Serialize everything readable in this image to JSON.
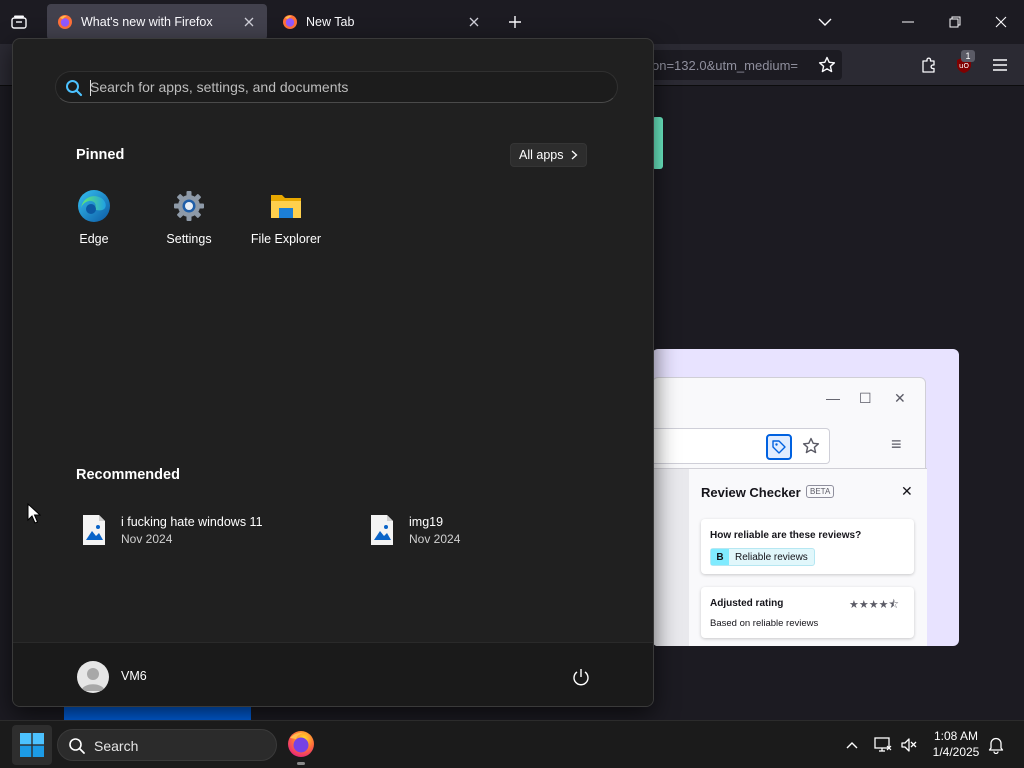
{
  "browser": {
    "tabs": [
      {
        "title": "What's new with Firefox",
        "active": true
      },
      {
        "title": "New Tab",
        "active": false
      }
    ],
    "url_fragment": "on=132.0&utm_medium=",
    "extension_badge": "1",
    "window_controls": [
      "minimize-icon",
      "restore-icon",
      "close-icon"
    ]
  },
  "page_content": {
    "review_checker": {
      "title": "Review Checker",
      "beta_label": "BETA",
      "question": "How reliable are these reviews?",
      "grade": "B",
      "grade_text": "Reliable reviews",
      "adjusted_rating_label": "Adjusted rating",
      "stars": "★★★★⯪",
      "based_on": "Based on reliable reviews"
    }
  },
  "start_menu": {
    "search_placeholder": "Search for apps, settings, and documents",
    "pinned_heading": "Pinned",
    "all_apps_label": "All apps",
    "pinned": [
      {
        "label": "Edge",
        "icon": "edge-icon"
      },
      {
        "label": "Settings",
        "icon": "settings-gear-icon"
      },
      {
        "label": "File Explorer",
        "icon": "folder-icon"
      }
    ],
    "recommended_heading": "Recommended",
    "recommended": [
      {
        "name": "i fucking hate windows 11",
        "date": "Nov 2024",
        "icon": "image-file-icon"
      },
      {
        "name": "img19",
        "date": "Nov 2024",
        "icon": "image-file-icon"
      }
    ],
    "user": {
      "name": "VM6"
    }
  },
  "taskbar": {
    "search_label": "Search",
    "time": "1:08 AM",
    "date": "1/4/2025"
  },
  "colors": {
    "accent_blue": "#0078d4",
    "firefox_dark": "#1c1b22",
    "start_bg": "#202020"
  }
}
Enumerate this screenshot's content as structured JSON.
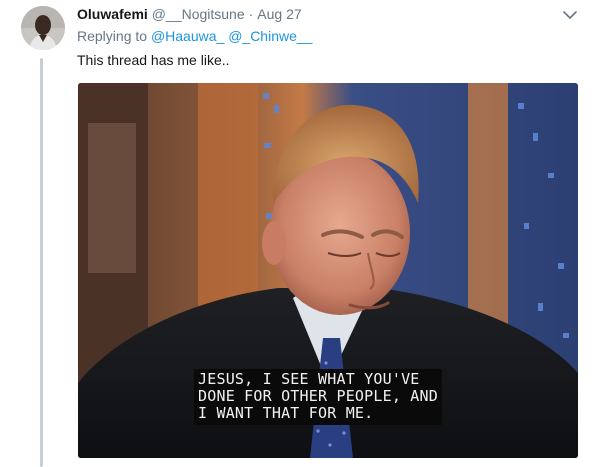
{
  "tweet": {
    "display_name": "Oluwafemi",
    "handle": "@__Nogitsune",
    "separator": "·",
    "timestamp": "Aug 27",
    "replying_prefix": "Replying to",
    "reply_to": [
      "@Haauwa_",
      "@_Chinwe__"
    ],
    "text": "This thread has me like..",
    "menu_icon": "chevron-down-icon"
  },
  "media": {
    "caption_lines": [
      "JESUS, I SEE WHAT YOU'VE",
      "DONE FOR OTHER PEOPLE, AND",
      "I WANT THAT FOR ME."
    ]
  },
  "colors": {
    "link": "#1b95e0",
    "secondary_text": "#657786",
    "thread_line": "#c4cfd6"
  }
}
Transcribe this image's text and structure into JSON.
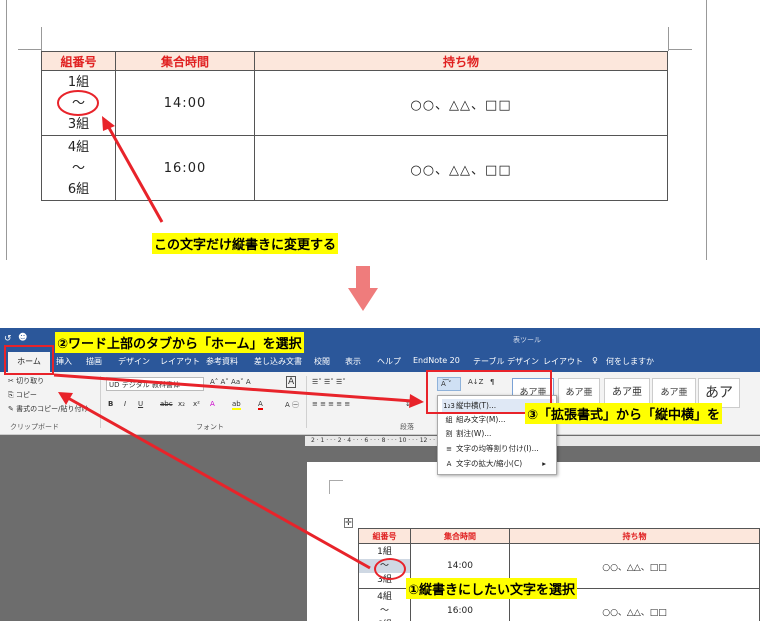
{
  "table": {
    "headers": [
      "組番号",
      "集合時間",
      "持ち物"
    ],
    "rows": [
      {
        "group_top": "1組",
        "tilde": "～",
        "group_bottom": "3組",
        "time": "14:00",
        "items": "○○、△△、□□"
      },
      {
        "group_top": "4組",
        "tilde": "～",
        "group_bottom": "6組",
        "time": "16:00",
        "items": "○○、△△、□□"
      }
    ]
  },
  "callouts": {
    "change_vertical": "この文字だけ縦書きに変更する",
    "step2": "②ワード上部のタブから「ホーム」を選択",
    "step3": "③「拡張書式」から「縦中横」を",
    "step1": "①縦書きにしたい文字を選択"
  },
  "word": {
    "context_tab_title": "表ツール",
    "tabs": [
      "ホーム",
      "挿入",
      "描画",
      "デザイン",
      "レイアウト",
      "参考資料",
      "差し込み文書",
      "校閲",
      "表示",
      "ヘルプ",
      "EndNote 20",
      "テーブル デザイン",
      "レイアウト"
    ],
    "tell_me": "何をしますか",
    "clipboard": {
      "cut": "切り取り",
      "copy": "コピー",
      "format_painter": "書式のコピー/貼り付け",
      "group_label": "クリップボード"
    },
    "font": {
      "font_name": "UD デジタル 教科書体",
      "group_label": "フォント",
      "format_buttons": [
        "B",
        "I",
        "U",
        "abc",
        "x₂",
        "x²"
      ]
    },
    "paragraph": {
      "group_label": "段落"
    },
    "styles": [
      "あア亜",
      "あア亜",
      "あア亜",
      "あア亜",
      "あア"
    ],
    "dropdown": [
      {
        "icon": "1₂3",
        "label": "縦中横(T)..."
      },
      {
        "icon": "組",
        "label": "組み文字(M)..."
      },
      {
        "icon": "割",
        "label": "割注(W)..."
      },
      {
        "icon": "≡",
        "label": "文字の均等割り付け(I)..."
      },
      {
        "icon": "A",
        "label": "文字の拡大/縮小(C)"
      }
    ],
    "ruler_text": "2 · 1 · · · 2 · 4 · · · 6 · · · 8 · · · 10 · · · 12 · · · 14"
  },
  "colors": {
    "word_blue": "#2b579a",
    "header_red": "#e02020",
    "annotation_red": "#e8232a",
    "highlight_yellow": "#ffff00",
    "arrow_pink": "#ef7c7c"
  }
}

(Work to be completed): Without including the pictures, return each record above exactly as it stands.

(Output below):
Serialize everything readable in this image to JSON.
{
  "browser": {
    "tabs": [
      {
        "title": "What's new with Firefox",
        "active": true
      },
      {
        "title": "New Tab",
        "active": false
      }
    ],
    "url_fragment": "on=132.0&utm_medium=",
    "extension_badge": "1",
    "window_controls": [
      "minimize-icon",
      "restore-icon",
      "close-icon"
    ]
  },
  "page_content": {
    "review_checker": {
      "title": "Review Checker",
      "beta_label": "BETA",
      "question": "How reliable are these reviews?",
      "grade": "B",
      "grade_text": "Reliable reviews",
      "adjusted_rating_label": "Adjusted rating",
      "stars": "★★★★⯪",
      "based_on": "Based on reliable reviews"
    }
  },
  "start_menu": {
    "search_placeholder": "Search for apps, settings, and documents",
    "pinned_heading": "Pinned",
    "all_apps_label": "All apps",
    "pinned": [
      {
        "label": "Edge",
        "icon": "edge-icon"
      },
      {
        "label": "Settings",
        "icon": "settings-gear-icon"
      },
      {
        "label": "File Explorer",
        "icon": "folder-icon"
      }
    ],
    "recommended_heading": "Recommended",
    "recommended": [
      {
        "name": "i fucking hate windows 11",
        "date": "Nov 2024",
        "icon": "image-file-icon"
      },
      {
        "name": "img19",
        "date": "Nov 2024",
        "icon": "image-file-icon"
      }
    ],
    "user": {
      "name": "VM6"
    }
  },
  "taskbar": {
    "search_label": "Search",
    "time": "1:08 AM",
    "date": "1/4/2025"
  },
  "colors": {
    "accent_blue": "#0078d4",
    "firefox_dark": "#1c1b22",
    "start_bg": "#202020"
  }
}
Enumerate this screenshot's content as structured JSON.
{
  "tweet": {
    "display_name": "Oluwafemi",
    "handle": "@__Nogitsune",
    "separator": "·",
    "timestamp": "Aug 27",
    "replying_prefix": "Replying to",
    "reply_to": [
      "@Haauwa_",
      "@_Chinwe__"
    ],
    "text": "This thread has me like..",
    "menu_icon": "chevron-down-icon"
  },
  "media": {
    "caption_lines": [
      "JESUS, I SEE WHAT YOU'VE",
      "DONE FOR OTHER PEOPLE, AND",
      "I WANT THAT FOR ME."
    ]
  },
  "colors": {
    "link": "#1b95e0",
    "secondary_text": "#657786",
    "thread_line": "#c4cfd6"
  }
}
Transcribe this image's text and structure into JSON.
{
  "table": {
    "headers": [
      "組番号",
      "集合時間",
      "持ち物"
    ],
    "rows": [
      {
        "group_top": "1組",
        "tilde": "～",
        "group_bottom": "3組",
        "time": "14:00",
        "items": "○○、△△、□□"
      },
      {
        "group_top": "4組",
        "tilde": "～",
        "group_bottom": "6組",
        "time": "16:00",
        "items": "○○、△△、□□"
      }
    ]
  },
  "callouts": {
    "change_vertical": "この文字だけ縦書きに変更する",
    "step2": "②ワード上部のタブから「ホーム」を選択",
    "step3": "③「拡張書式」から「縦中横」を",
    "step1": "①縦書きにしたい文字を選択"
  },
  "word": {
    "context_tab_title": "表ツール",
    "tabs": [
      "ホーム",
      "挿入",
      "描画",
      "デザイン",
      "レイアウト",
      "参考資料",
      "差し込み文書",
      "校閲",
      "表示",
      "ヘルプ",
      "EndNote 20",
      "テーブル デザイン",
      "レイアウト"
    ],
    "tell_me": "何をしますか",
    "clipboard": {
      "cut": "切り取り",
      "copy": "コピー",
      "format_painter": "書式のコピー/貼り付け",
      "group_label": "クリップボード"
    },
    "font": {
      "font_name": "UD デジタル 教科書体",
      "group_label": "フォント",
      "format_buttons": [
        "B",
        "I",
        "U",
        "abc",
        "x₂",
        "x²"
      ]
    },
    "paragraph": {
      "group_label": "段落"
    },
    "styles": [
      "あア亜",
      "あア亜",
      "あア亜",
      "あア亜",
      "あア"
    ],
    "dropdown": [
      {
        "icon": "1₂3",
        "label": "縦中横(T)..."
      },
      {
        "icon": "組",
        "label": "組み文字(M)..."
      },
      {
        "icon": "割",
        "label": "割注(W)..."
      },
      {
        "icon": "≡",
        "label": "文字の均等割り付け(I)..."
      },
      {
        "icon": "A",
        "label": "文字の拡大/縮小(C)"
      }
    ],
    "ruler_text": "2 · 1 · · · 2 · 4 · · · 6 · · · 8 · · · 10 · · · 12 · · · 14"
  },
  "colors": {
    "word_blue": "#2b579a",
    "header_red": "#e02020",
    "annotation_red": "#e8232a",
    "highlight_yellow": "#ffff00",
    "arrow_pink": "#ef7c7c"
  }
}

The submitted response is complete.